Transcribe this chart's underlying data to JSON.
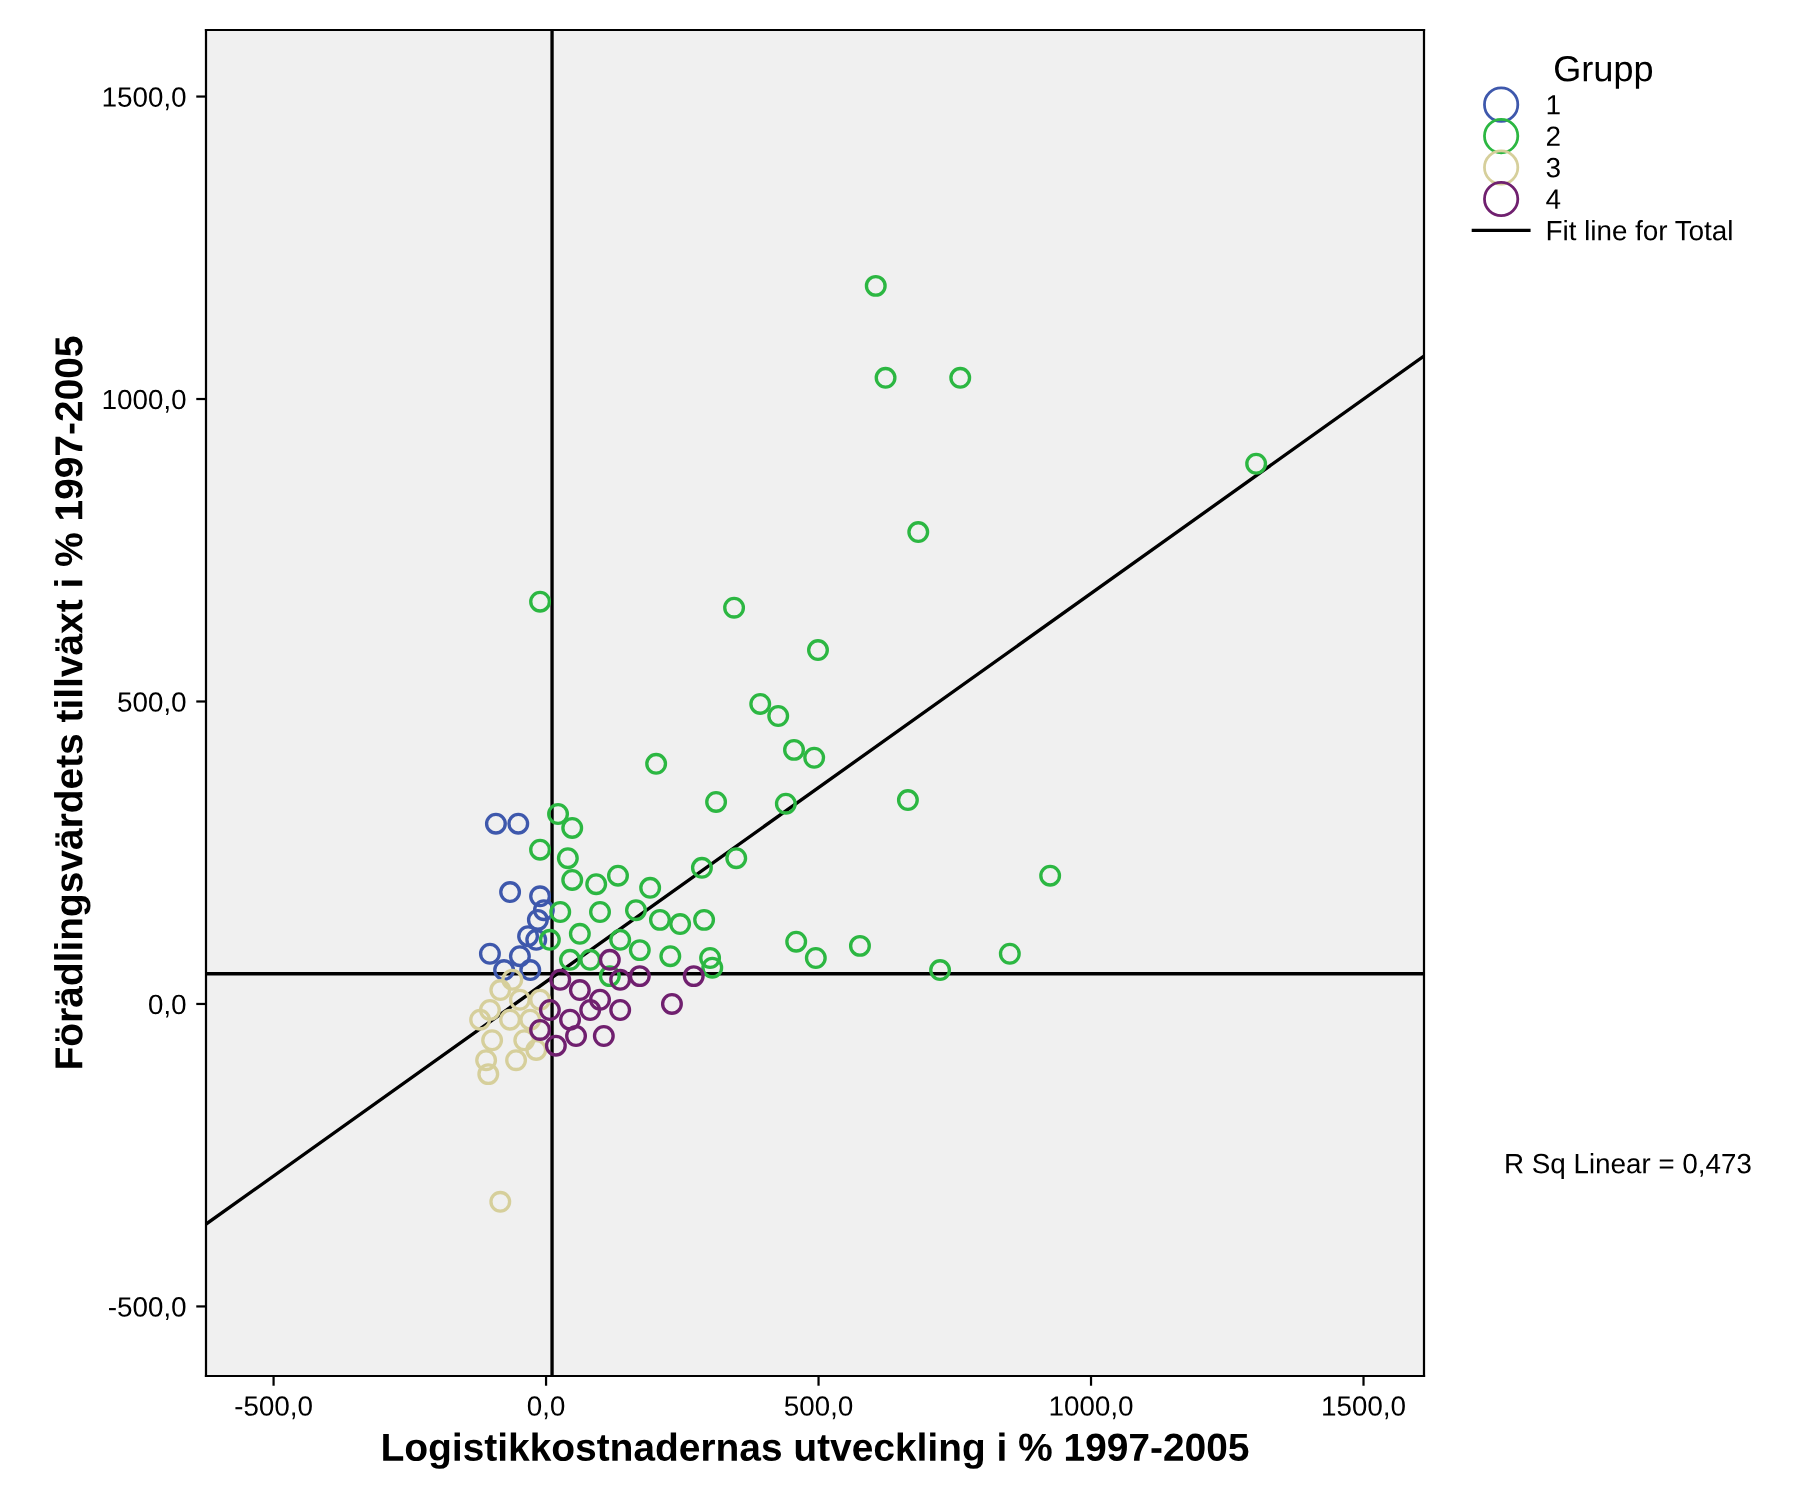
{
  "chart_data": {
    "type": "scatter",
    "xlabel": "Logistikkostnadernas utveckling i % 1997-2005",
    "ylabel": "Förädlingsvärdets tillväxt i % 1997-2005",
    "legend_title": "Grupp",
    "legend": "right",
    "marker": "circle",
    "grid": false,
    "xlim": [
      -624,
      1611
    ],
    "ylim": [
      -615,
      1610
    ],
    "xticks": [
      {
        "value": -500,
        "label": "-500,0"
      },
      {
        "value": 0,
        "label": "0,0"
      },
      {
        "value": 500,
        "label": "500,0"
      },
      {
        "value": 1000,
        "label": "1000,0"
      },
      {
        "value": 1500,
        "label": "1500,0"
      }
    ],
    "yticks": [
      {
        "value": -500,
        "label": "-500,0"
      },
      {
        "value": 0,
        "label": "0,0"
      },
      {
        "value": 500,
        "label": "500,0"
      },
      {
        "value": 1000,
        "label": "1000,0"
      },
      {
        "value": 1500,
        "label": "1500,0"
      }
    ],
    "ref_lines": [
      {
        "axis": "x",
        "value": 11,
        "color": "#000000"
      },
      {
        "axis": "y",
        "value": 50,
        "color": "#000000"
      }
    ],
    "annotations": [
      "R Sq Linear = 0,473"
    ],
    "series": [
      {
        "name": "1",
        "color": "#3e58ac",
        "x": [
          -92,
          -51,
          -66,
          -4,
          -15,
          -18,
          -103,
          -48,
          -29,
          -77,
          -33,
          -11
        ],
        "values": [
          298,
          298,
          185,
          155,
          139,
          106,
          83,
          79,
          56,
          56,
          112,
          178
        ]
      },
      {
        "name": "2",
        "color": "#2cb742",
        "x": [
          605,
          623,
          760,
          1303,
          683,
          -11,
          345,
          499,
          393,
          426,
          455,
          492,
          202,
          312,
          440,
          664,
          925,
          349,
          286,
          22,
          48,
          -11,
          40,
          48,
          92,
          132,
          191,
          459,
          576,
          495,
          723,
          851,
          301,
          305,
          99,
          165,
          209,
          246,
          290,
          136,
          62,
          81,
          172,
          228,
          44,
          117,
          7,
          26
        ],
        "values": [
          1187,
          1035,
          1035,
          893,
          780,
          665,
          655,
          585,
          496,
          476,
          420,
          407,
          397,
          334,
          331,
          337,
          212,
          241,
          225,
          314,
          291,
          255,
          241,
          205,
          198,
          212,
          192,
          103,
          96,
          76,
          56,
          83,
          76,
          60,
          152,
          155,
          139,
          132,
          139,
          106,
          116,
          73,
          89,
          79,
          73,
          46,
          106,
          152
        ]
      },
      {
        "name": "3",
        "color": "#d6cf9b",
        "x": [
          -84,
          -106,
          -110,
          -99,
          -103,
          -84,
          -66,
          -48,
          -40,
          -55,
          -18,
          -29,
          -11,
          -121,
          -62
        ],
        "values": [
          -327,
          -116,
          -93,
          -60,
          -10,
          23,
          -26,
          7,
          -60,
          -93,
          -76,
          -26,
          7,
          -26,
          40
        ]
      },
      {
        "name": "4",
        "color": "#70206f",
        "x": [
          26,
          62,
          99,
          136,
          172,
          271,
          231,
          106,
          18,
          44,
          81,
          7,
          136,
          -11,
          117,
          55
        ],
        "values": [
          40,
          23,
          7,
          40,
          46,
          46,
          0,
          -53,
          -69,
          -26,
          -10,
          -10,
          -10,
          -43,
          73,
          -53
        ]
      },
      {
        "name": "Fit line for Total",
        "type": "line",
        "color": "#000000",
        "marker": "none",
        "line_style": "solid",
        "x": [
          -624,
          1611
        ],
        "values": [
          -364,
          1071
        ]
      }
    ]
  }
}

——————

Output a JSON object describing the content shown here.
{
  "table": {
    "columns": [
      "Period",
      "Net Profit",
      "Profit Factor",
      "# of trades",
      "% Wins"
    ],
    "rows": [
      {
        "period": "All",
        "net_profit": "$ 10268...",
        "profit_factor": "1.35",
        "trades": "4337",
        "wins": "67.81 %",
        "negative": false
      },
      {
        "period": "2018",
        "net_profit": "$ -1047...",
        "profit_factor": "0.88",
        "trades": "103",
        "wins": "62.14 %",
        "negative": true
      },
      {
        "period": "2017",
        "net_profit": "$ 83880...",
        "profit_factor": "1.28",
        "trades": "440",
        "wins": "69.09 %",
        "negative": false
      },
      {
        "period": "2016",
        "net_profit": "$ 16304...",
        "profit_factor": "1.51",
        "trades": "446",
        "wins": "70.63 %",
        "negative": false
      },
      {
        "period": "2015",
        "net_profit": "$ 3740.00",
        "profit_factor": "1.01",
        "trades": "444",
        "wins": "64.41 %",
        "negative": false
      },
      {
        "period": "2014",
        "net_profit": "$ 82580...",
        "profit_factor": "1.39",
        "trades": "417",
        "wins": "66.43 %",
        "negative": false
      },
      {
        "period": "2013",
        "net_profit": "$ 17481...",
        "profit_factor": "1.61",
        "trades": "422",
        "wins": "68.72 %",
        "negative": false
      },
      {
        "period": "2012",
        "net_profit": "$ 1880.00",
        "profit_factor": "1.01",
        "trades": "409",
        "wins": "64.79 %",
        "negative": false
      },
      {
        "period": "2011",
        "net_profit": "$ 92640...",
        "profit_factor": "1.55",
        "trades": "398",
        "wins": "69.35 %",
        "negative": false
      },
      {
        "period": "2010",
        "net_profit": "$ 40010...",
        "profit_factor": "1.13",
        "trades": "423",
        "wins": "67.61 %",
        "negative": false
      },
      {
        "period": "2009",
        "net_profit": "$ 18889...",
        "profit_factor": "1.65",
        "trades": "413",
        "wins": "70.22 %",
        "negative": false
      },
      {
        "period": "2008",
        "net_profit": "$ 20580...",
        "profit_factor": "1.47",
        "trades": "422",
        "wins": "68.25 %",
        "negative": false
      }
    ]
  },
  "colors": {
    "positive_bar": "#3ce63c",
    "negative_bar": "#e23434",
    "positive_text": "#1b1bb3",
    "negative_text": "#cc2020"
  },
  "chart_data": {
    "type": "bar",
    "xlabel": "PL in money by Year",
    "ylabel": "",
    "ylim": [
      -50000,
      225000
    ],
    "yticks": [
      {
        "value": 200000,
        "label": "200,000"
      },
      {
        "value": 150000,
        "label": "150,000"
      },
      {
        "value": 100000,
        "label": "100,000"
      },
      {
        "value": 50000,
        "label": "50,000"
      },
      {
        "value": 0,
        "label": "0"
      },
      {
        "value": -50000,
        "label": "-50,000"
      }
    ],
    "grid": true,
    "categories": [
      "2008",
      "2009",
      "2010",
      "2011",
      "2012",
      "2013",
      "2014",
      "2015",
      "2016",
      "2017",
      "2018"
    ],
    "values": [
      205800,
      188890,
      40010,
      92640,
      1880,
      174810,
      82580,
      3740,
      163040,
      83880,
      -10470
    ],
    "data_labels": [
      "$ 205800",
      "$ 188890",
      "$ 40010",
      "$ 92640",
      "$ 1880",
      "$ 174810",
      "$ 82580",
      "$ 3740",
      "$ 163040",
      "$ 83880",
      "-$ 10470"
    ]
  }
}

——————

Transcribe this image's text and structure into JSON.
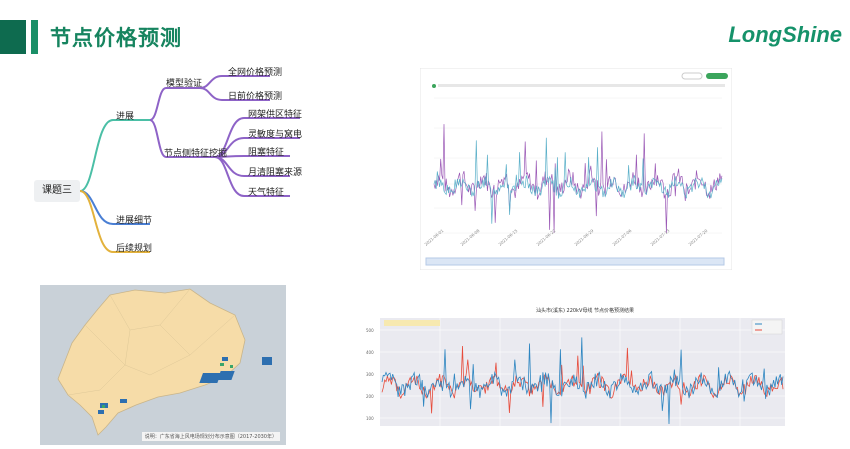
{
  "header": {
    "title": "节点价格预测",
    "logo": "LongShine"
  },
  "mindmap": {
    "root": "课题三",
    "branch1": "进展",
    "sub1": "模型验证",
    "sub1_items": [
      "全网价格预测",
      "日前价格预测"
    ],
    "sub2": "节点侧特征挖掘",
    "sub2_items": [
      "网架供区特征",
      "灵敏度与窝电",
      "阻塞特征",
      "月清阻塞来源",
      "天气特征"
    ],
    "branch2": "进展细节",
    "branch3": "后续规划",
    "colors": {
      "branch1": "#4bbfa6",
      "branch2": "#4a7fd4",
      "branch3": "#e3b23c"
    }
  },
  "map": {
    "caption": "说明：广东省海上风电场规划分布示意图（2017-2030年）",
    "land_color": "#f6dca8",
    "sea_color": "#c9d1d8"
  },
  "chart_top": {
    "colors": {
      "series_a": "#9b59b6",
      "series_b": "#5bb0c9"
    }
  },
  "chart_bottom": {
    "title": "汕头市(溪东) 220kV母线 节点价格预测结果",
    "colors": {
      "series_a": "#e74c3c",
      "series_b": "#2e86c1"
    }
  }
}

——————

What the task asks
List all lines in the material containing the string "JSON".

Solution to this task
Transcribe this chart's underlying data to JSON.
Output a JSON object describing the content shown here.
Transcribe this image's text and structure into JSON.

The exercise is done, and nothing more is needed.